(WRITTEN TASK): Leave out the pictures and return every entry exactly as it appears.

(PROVIDED DATA):
※ ※ ※

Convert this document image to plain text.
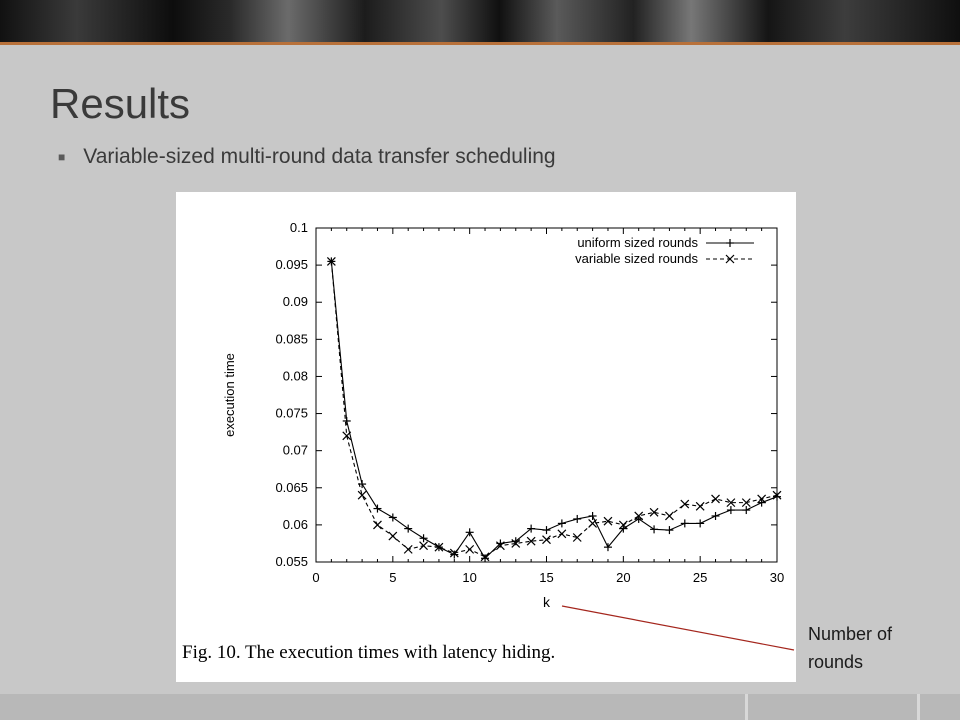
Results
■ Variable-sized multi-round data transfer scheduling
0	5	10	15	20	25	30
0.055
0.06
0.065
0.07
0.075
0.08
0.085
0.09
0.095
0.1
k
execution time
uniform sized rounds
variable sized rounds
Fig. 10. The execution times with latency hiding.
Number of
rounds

※ ※ ※

(OUTPUT BELOW):
Convert this document image to plain text.
Results
■ Variable-sized multi-round data transfer scheduling
0	5	10	15	20	25	30
0.055
0.06
0.065
0.07
0.075
0.08
0.085
0.09
0.095
0.1
k
execution time
uniform sized rounds
variable sized rounds
Fig. 10. The execution times with latency hiding.
Number of
rounds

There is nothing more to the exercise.